## GIVEN REQUEST
Return the count of lines that hold the string "pracami", with no other words.

## SUPPLIED MATERIAL
◇ ◇ ◇ ◇ ◇

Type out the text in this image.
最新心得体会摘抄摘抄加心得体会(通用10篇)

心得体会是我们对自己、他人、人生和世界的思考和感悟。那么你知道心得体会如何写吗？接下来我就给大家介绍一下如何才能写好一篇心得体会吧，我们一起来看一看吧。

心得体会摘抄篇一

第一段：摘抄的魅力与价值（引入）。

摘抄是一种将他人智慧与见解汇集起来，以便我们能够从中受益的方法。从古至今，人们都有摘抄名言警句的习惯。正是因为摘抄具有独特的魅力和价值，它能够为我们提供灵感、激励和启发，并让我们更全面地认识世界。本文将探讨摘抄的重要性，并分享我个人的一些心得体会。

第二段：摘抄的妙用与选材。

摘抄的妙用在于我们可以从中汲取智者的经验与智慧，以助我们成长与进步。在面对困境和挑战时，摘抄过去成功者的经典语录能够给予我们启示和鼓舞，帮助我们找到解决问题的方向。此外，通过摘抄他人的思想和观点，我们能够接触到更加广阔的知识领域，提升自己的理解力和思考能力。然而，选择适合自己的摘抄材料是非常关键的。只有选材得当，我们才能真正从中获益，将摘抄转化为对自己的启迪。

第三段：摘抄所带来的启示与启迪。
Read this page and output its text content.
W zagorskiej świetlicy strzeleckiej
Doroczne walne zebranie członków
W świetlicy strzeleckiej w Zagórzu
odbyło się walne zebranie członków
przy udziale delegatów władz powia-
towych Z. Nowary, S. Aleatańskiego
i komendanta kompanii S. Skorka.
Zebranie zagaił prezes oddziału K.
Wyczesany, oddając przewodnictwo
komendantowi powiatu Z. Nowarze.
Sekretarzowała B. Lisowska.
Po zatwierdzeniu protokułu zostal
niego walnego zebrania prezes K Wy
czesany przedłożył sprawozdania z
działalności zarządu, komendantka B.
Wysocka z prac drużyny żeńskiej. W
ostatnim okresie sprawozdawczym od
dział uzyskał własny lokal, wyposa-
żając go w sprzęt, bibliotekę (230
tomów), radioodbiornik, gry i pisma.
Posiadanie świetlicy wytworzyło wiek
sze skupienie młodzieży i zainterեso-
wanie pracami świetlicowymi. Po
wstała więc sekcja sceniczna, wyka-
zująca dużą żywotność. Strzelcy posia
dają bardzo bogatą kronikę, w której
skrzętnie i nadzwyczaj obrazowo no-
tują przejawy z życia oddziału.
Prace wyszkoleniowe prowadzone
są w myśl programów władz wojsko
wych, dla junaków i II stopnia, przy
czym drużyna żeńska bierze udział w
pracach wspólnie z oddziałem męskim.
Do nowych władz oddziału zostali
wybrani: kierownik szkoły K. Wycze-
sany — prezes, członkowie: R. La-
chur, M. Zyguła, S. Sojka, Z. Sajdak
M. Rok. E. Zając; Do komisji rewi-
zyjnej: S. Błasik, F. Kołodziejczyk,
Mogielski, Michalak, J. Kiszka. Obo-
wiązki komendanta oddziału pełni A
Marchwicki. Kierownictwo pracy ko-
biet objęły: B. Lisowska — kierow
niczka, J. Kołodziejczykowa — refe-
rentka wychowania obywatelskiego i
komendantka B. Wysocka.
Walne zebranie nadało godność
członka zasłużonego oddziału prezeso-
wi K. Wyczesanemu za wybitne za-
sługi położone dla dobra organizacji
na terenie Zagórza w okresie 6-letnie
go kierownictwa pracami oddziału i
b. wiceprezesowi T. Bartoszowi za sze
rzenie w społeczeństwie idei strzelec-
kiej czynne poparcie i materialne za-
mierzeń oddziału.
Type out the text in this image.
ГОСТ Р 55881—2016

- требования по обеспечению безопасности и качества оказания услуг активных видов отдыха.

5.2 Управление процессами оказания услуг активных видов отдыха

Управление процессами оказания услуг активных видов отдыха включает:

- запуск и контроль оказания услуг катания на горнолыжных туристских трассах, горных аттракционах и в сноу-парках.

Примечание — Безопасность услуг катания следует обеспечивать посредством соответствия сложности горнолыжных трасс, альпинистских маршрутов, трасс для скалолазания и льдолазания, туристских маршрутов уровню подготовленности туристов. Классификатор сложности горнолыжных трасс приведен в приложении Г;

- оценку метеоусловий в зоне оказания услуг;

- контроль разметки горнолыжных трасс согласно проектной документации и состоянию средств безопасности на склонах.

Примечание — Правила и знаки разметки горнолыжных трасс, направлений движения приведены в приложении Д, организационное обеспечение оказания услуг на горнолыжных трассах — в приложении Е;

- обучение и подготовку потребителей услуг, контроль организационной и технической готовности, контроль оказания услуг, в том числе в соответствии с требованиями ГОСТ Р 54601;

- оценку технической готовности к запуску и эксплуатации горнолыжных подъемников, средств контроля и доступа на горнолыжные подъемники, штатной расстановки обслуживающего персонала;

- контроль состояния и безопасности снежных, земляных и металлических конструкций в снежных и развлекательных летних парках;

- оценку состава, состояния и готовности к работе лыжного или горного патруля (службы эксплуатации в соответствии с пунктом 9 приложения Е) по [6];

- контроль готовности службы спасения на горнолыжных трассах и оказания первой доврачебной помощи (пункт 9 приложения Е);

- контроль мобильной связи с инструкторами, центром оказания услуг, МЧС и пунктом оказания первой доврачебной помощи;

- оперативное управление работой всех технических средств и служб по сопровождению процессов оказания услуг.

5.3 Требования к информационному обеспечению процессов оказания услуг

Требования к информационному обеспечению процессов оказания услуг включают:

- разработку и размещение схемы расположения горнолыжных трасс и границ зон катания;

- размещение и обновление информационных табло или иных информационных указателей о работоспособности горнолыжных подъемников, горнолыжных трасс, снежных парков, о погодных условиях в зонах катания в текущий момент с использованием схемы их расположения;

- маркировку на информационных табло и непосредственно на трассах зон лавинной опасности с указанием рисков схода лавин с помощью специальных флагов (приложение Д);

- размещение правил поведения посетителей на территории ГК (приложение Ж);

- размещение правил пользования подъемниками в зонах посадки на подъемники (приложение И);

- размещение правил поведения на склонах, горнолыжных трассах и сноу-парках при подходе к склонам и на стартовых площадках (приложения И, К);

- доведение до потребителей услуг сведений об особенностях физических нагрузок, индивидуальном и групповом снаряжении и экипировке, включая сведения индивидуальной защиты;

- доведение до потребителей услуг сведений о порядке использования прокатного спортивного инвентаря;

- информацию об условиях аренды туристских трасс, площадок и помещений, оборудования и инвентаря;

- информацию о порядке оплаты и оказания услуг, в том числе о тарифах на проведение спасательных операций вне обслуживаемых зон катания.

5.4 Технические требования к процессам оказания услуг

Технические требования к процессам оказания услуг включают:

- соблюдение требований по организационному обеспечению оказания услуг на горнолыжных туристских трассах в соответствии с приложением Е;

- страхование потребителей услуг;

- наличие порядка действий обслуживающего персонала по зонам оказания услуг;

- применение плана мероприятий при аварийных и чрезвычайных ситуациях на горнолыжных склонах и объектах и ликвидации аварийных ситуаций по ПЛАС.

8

◇ ◇ ◇ ◇ ◇

## EXPECTED ANSWER
2